start Supplied data

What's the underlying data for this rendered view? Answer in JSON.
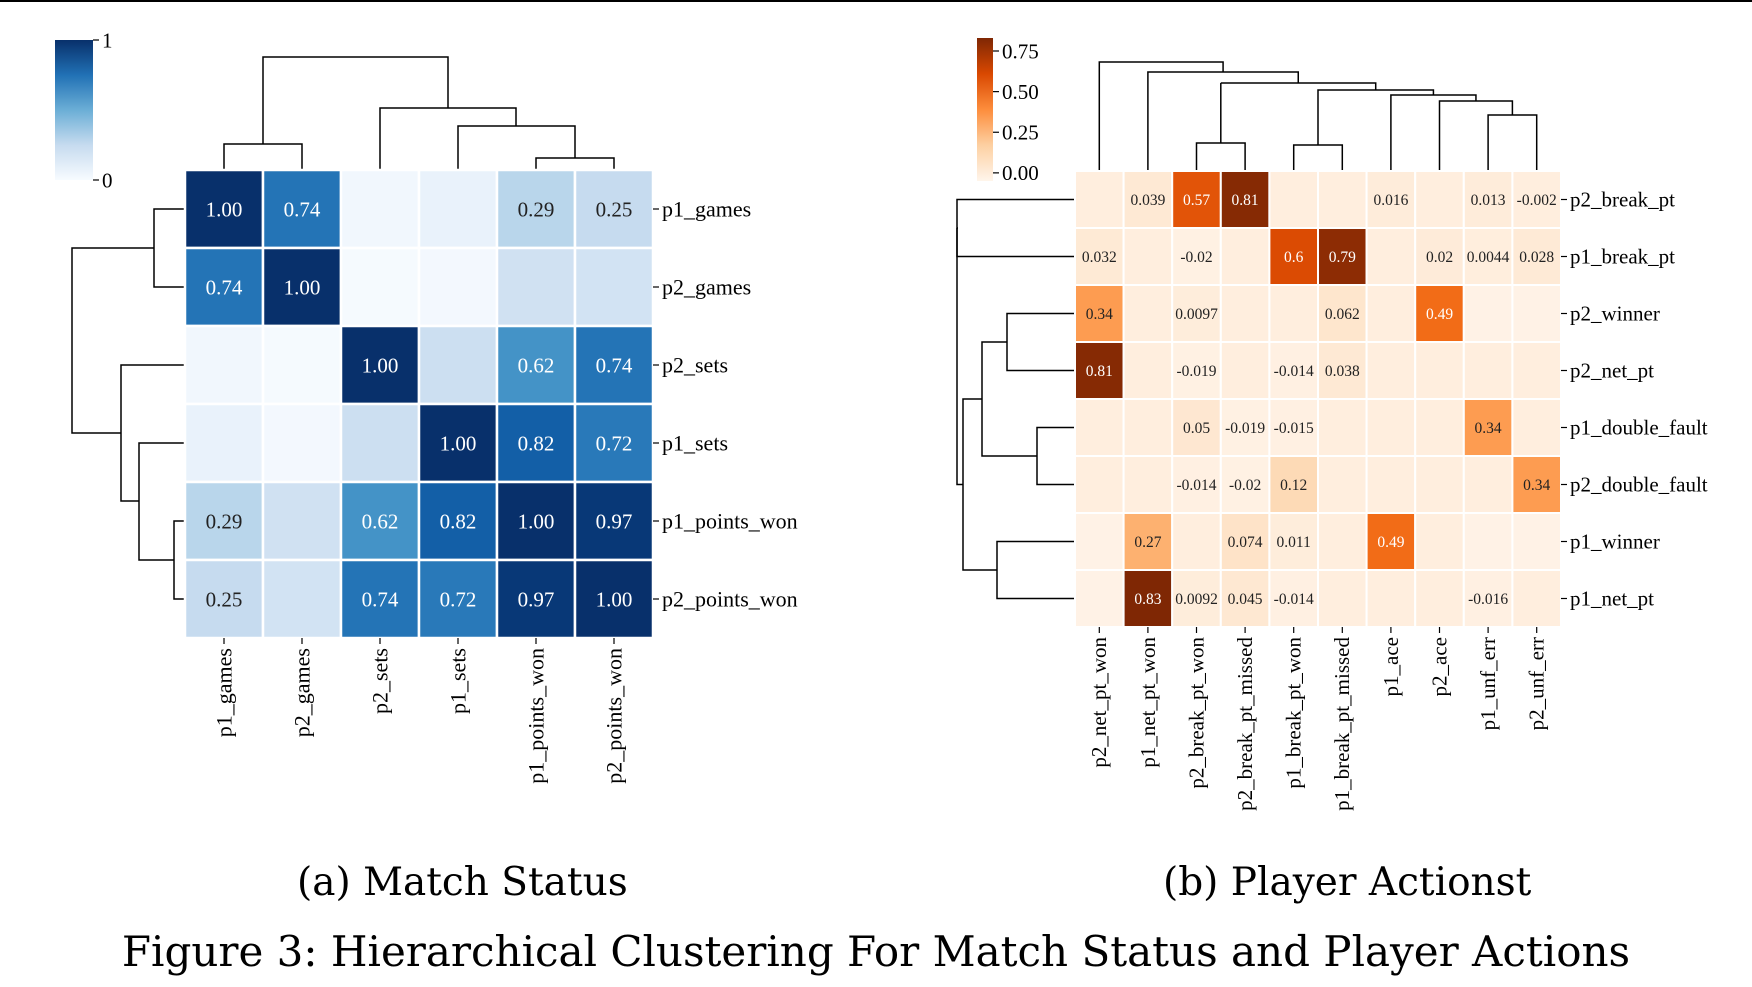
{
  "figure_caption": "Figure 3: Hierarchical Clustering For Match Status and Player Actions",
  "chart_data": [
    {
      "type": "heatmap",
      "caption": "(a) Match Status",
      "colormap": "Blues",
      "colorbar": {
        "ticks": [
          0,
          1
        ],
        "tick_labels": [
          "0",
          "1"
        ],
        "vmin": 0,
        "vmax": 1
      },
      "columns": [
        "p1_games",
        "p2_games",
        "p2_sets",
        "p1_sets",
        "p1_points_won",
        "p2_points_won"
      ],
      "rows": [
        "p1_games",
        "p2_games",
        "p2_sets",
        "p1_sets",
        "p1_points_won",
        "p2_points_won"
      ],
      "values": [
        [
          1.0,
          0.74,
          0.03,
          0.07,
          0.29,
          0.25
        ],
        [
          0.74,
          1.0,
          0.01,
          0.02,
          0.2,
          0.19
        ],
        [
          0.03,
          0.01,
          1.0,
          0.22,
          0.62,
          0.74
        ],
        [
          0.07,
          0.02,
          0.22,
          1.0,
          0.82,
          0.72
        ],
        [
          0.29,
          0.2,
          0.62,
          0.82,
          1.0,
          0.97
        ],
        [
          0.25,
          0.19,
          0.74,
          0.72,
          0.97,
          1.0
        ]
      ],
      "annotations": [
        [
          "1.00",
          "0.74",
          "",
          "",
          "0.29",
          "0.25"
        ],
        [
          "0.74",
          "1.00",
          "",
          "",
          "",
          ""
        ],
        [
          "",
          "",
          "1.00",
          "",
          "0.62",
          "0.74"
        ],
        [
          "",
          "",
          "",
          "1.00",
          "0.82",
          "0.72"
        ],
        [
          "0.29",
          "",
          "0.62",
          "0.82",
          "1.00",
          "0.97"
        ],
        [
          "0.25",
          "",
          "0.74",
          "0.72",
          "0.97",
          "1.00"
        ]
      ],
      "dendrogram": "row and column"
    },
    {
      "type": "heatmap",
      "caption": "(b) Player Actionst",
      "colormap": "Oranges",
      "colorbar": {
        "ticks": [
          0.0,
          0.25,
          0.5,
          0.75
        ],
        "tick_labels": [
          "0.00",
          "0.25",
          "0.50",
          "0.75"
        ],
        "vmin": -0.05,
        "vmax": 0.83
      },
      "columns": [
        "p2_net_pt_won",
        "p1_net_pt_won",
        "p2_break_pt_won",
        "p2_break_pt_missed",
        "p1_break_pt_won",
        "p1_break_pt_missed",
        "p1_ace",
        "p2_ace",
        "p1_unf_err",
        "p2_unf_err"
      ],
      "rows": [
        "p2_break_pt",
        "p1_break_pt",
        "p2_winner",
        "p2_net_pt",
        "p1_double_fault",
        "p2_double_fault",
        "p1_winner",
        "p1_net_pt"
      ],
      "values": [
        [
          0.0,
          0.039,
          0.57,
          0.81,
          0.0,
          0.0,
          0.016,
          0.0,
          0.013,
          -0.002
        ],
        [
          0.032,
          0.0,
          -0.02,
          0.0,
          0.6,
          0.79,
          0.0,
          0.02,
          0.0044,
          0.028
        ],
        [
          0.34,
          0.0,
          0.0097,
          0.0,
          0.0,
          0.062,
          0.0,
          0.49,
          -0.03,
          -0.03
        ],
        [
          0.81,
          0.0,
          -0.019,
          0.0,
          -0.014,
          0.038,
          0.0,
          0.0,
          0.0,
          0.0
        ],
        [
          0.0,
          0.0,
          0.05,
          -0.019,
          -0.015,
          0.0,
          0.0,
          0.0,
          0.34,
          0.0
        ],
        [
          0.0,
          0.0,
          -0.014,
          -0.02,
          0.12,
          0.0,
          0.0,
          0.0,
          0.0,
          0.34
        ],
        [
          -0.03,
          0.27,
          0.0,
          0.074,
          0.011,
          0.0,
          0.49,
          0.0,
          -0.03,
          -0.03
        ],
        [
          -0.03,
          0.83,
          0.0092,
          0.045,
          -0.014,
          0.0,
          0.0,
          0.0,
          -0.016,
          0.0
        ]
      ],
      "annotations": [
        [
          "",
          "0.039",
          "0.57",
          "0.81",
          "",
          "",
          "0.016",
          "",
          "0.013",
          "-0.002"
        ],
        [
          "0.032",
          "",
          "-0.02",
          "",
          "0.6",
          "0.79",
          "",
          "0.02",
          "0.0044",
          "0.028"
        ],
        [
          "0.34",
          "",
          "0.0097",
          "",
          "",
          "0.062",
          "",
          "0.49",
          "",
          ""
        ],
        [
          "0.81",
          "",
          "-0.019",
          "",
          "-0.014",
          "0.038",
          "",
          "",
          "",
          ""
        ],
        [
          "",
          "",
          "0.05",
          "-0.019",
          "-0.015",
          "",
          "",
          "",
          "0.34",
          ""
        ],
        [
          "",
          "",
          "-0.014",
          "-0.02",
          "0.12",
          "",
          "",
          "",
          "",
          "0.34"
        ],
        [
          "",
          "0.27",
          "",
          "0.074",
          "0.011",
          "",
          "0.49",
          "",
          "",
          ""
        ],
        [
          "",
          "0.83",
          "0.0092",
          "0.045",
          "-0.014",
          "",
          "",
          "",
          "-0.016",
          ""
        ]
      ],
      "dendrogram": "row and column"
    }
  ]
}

end Supplied data

### Required work
Exclude the images, then output the data above word for word.

### Result of the task
What's the underlying data for this rendered view? Answer in JSON.
{
  "figure_caption": "Figure 3: Hierarchical Clustering For Match Status and Player Actions",
  "chart_data": [
    {
      "type": "heatmap",
      "caption": "(a) Match Status",
      "colormap": "Blues",
      "colorbar": {
        "ticks": [
          0,
          1
        ],
        "tick_labels": [
          "0",
          "1"
        ],
        "vmin": 0,
        "vmax": 1
      },
      "columns": [
        "p1_games",
        "p2_games",
        "p2_sets",
        "p1_sets",
        "p1_points_won",
        "p2_points_won"
      ],
      "rows": [
        "p1_games",
        "p2_games",
        "p2_sets",
        "p1_sets",
        "p1_points_won",
        "p2_points_won"
      ],
      "values": [
        [
          1.0,
          0.74,
          0.03,
          0.07,
          0.29,
          0.25
        ],
        [
          0.74,
          1.0,
          0.01,
          0.02,
          0.2,
          0.19
        ],
        [
          0.03,
          0.01,
          1.0,
          0.22,
          0.62,
          0.74
        ],
        [
          0.07,
          0.02,
          0.22,
          1.0,
          0.82,
          0.72
        ],
        [
          0.29,
          0.2,
          0.62,
          0.82,
          1.0,
          0.97
        ],
        [
          0.25,
          0.19,
          0.74,
          0.72,
          0.97,
          1.0
        ]
      ],
      "annotations": [
        [
          "1.00",
          "0.74",
          "",
          "",
          "0.29",
          "0.25"
        ],
        [
          "0.74",
          "1.00",
          "",
          "",
          "",
          ""
        ],
        [
          "",
          "",
          "1.00",
          "",
          "0.62",
          "0.74"
        ],
        [
          "",
          "",
          "",
          "1.00",
          "0.82",
          "0.72"
        ],
        [
          "0.29",
          "",
          "0.62",
          "0.82",
          "1.00",
          "0.97"
        ],
        [
          "0.25",
          "",
          "0.74",
          "0.72",
          "0.97",
          "1.00"
        ]
      ],
      "dendrogram": "row and column"
    },
    {
      "type": "heatmap",
      "caption": "(b) Player Actionst",
      "colormap": "Oranges",
      "colorbar": {
        "ticks": [
          0.0,
          0.25,
          0.5,
          0.75
        ],
        "tick_labels": [
          "0.00",
          "0.25",
          "0.50",
          "0.75"
        ],
        "vmin": -0.05,
        "vmax": 0.83
      },
      "columns": [
        "p2_net_pt_won",
        "p1_net_pt_won",
        "p2_break_pt_won",
        "p2_break_pt_missed",
        "p1_break_pt_won",
        "p1_break_pt_missed",
        "p1_ace",
        "p2_ace",
        "p1_unf_err",
        "p2_unf_err"
      ],
      "rows": [
        "p2_break_pt",
        "p1_break_pt",
        "p2_winner",
        "p2_net_pt",
        "p1_double_fault",
        "p2_double_fault",
        "p1_winner",
        "p1_net_pt"
      ],
      "values": [
        [
          0.0,
          0.039,
          0.57,
          0.81,
          0.0,
          0.0,
          0.016,
          0.0,
          0.013,
          -0.002
        ],
        [
          0.032,
          0.0,
          -0.02,
          0.0,
          0.6,
          0.79,
          0.0,
          0.02,
          0.0044,
          0.028
        ],
        [
          0.34,
          0.0,
          0.0097,
          0.0,
          0.0,
          0.062,
          0.0,
          0.49,
          -0.03,
          -0.03
        ],
        [
          0.81,
          0.0,
          -0.019,
          0.0,
          -0.014,
          0.038,
          0.0,
          0.0,
          0.0,
          0.0
        ],
        [
          0.0,
          0.0,
          0.05,
          -0.019,
          -0.015,
          0.0,
          0.0,
          0.0,
          0.34,
          0.0
        ],
        [
          0.0,
          0.0,
          -0.014,
          -0.02,
          0.12,
          0.0,
          0.0,
          0.0,
          0.0,
          0.34
        ],
        [
          -0.03,
          0.27,
          0.0,
          0.074,
          0.011,
          0.0,
          0.49,
          0.0,
          -0.03,
          -0.03
        ],
        [
          -0.03,
          0.83,
          0.0092,
          0.045,
          -0.014,
          0.0,
          0.0,
          0.0,
          -0.016,
          0.0
        ]
      ],
      "annotations": [
        [
          "",
          "0.039",
          "0.57",
          "0.81",
          "",
          "",
          "0.016",
          "",
          "0.013",
          "-0.002"
        ],
        [
          "0.032",
          "",
          "-0.02",
          "",
          "0.6",
          "0.79",
          "",
          "0.02",
          "0.0044",
          "0.028"
        ],
        [
          "0.34",
          "",
          "0.0097",
          "",
          "",
          "0.062",
          "",
          "0.49",
          "",
          ""
        ],
        [
          "0.81",
          "",
          "-0.019",
          "",
          "-0.014",
          "0.038",
          "",
          "",
          "",
          ""
        ],
        [
          "",
          "",
          "0.05",
          "-0.019",
          "-0.015",
          "",
          "",
          "",
          "0.34",
          ""
        ],
        [
          "",
          "",
          "-0.014",
          "-0.02",
          "0.12",
          "",
          "",
          "",
          "",
          "0.34"
        ],
        [
          "",
          "0.27",
          "",
          "0.074",
          "0.011",
          "",
          "0.49",
          "",
          "",
          ""
        ],
        [
          "",
          "0.83",
          "0.0092",
          "0.045",
          "-0.014",
          "",
          "",
          "",
          "-0.016",
          ""
        ]
      ],
      "dendrogram": "row and column"
    }
  ]
}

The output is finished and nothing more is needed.